**Passage given**:

# Convex function with linear grow?

I'm looking for a continuous, strictly increasing, strictly convex function $f: \mathbb{R}_{\geq 0} \rightarrow \mathbb{R}_{\geq 0}$, with $f(0)=0$, and such that

$$\lim_{x \rightarrow\infty} \frac{f(x)}{x} \leq c$$

for some $c \in \mathbb{R}_\geq 0$.

Suggestions?

• $f(x) = c\cdot x$ or what am I missing? May 12 '12 at 19:11
• Are you looking for a strictly convex function? May 12 '12 at 19:16
• Sorry, something is missing. Yes, I mean a strictly convex function. May 12 '12 at 19:23
• $f(x)=x+1-\sqrt{x+1}$.
– Did
May 12 '12 at 19:39

## 2 Answers

Let $g\colon \mathbb{R}_{\geq 0}\to \mathbb{R}_{>0}$ be any monotonically increasing function such that $\lim_{x\to\infty} g(x) = c$. Then the function $$f(x) = \int_0^x g(t)\,dt$$ will work. In the case $g\equiv c$, you of course get martini's suggestion of $f(x) = cx$.

$$x - 1 \; + \; \; \frac{1}{x+1}$$

If you really want strict increasing and strict convex to include $0$ and slightly negative numbers,

$$x - \frac{1}{2} \; + \; \; \frac{1}{x+2}$$

Element region listings:
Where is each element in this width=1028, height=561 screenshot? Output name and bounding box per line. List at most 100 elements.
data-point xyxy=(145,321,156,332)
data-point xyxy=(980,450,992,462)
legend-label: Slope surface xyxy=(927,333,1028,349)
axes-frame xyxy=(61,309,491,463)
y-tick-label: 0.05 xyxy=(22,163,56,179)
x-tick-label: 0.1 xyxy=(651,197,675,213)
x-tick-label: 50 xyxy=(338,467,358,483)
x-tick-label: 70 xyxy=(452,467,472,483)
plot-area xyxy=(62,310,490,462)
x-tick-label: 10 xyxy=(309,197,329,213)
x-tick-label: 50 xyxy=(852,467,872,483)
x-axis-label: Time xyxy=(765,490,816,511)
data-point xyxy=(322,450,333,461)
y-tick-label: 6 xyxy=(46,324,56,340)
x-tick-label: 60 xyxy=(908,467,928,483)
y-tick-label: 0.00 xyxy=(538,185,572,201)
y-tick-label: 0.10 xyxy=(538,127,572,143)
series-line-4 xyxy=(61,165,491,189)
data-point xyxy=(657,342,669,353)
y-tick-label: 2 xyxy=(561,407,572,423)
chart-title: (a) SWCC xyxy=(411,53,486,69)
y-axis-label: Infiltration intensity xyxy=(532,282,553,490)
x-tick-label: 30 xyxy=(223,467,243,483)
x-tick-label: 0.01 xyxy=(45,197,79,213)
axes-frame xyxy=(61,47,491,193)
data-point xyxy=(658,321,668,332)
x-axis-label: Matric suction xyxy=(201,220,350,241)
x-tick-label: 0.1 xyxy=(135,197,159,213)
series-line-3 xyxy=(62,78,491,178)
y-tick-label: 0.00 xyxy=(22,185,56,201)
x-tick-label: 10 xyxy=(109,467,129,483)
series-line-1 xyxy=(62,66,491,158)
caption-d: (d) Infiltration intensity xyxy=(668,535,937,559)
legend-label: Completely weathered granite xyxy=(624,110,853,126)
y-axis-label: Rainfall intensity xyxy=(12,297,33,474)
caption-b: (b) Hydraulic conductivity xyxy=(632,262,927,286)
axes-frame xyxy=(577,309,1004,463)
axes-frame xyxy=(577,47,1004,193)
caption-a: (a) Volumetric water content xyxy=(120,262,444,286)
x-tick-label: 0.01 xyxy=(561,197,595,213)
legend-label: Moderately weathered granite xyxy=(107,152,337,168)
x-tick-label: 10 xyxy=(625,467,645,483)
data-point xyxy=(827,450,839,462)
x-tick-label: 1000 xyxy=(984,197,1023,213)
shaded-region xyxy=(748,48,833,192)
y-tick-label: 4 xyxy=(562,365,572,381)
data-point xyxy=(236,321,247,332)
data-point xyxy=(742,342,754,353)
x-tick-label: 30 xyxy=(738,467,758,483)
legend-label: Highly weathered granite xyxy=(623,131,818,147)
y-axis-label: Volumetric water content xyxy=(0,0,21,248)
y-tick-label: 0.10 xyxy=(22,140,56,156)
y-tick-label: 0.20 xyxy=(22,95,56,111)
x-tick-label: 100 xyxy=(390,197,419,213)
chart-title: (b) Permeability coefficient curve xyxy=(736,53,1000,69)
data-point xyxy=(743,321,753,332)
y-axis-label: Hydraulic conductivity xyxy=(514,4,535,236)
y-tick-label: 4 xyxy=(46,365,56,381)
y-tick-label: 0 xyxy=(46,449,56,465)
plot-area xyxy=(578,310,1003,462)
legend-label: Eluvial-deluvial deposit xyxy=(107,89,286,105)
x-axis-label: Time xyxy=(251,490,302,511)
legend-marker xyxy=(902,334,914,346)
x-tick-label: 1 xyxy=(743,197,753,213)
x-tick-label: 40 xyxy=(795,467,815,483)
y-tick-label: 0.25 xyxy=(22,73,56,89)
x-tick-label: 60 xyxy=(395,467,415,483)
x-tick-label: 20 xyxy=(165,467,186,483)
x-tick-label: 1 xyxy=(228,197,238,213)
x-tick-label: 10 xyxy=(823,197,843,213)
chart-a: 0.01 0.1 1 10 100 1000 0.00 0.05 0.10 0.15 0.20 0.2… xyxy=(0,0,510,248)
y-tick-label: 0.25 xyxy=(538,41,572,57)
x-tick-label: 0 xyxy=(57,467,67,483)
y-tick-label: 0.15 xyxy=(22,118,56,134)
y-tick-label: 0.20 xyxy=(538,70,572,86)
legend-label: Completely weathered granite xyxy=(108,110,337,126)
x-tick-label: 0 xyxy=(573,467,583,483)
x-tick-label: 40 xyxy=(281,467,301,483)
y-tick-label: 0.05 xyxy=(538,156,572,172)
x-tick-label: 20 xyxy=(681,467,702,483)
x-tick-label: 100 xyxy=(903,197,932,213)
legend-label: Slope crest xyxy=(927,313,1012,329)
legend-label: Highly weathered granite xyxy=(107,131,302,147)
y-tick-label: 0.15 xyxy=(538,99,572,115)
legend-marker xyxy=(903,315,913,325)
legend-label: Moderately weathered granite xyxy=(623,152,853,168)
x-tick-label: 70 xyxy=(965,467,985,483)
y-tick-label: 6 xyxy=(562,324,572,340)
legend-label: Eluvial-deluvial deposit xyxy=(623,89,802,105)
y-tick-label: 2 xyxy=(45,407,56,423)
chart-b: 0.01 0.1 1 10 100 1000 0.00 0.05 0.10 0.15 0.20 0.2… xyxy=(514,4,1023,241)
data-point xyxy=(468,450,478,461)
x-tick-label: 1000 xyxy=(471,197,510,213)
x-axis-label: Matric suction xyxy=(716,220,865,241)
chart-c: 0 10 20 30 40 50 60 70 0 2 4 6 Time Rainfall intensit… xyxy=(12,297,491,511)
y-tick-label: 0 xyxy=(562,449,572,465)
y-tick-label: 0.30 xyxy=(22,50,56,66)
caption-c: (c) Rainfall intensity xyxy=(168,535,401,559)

**What is needed**: Retype the full thread on a convex function with linear growth, word for word.

**The result**:
# Convex function with linear grow?

I'm looking for a continuous, strictly increasing, strictly convex function $f: \mathbb{R}_{\geq 0} \rightarrow \mathbb{R}_{\geq 0}$, with $f(0)=0$, and such that

$$\lim_{x \rightarrow\infty} \frac{f(x)}{x} \leq c$$

for some $c \in \mathbb{R}_\geq 0$.

Suggestions?

• $f(x) = c\cdot x$ or what am I missing? May 12 '12 at 19:11
• Are you looking for a strictly convex function? May 12 '12 at 19:16
• Sorry, something is missing. Yes, I mean a strictly convex function. May 12 '12 at 19:23
• $f(x)=x+1-\sqrt{x+1}$.
– Did
May 12 '12 at 19:39

## 2 Answers

Let $g\colon \mathbb{R}_{\geq 0}\to \mathbb{R}_{>0}$ be any monotonically increasing function such that $\lim_{x\to\infty} g(x) = c$. Then the function $$f(x) = \int_0^x g(t)\,dt$$ will work. In the case $g\equiv c$, you of course get martini's suggestion of $f(x) = cx$.

$$x - 1 \; + \; \; \frac{1}{x+1}$$

If you really want strict increasing and strict convex to include $0$ and slightly negative numbers,

$$x - \frac{1}{2} \; + \; \; \frac{1}{x+2}$$